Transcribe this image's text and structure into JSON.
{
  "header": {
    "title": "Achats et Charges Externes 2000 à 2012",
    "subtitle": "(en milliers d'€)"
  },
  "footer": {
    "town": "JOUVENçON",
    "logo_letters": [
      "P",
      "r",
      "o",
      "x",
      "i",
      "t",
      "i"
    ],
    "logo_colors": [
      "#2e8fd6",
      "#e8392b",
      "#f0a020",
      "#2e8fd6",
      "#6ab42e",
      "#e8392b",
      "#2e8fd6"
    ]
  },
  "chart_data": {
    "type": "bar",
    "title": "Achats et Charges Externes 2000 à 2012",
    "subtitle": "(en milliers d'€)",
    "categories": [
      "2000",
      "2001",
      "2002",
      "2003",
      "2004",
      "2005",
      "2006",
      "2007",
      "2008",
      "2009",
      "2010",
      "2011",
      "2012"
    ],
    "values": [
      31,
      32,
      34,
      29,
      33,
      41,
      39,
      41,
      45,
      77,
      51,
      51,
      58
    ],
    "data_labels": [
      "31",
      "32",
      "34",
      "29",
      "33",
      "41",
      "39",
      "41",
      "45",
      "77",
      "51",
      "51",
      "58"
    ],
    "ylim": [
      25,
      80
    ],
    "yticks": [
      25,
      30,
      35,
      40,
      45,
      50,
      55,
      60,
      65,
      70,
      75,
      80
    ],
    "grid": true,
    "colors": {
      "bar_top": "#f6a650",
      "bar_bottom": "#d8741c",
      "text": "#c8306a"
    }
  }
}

┄┄┄┄┄┄┄┄┄┄

▶ [EXERCISE PROMPT]: Write out every entry again, keeping each line exactly the same.

▶ [ANSWER FOR THE TASK]:
Transcribe this image's text and structure into JSON.
{
  "header": {
    "title": "Achats et Charges Externes 2000 à 2012",
    "subtitle": "(en milliers d'€)"
  },
  "footer": {
    "town": "JOUVENçON",
    "logo_letters": [
      "P",
      "r",
      "o",
      "x",
      "i",
      "t",
      "i"
    ],
    "logo_colors": [
      "#2e8fd6",
      "#e8392b",
      "#f0a020",
      "#2e8fd6",
      "#6ab42e",
      "#e8392b",
      "#2e8fd6"
    ]
  },
  "chart_data": {
    "type": "bar",
    "title": "Achats et Charges Externes 2000 à 2012",
    "subtitle": "(en milliers d'€)",
    "categories": [
      "2000",
      "2001",
      "2002",
      "2003",
      "2004",
      "2005",
      "2006",
      "2007",
      "2008",
      "2009",
      "2010",
      "2011",
      "2012"
    ],
    "values": [
      31,
      32,
      34,
      29,
      33,
      41,
      39,
      41,
      45,
      77,
      51,
      51,
      58
    ],
    "data_labels": [
      "31",
      "32",
      "34",
      "29",
      "33",
      "41",
      "39",
      "41",
      "45",
      "77",
      "51",
      "51",
      "58"
    ],
    "ylim": [
      25,
      80
    ],
    "yticks": [
      25,
      30,
      35,
      40,
      45,
      50,
      55,
      60,
      65,
      70,
      75,
      80
    ],
    "grid": true,
    "colors": {
      "bar_top": "#f6a650",
      "bar_bottom": "#d8741c",
      "text": "#c8306a"
    }
  }
}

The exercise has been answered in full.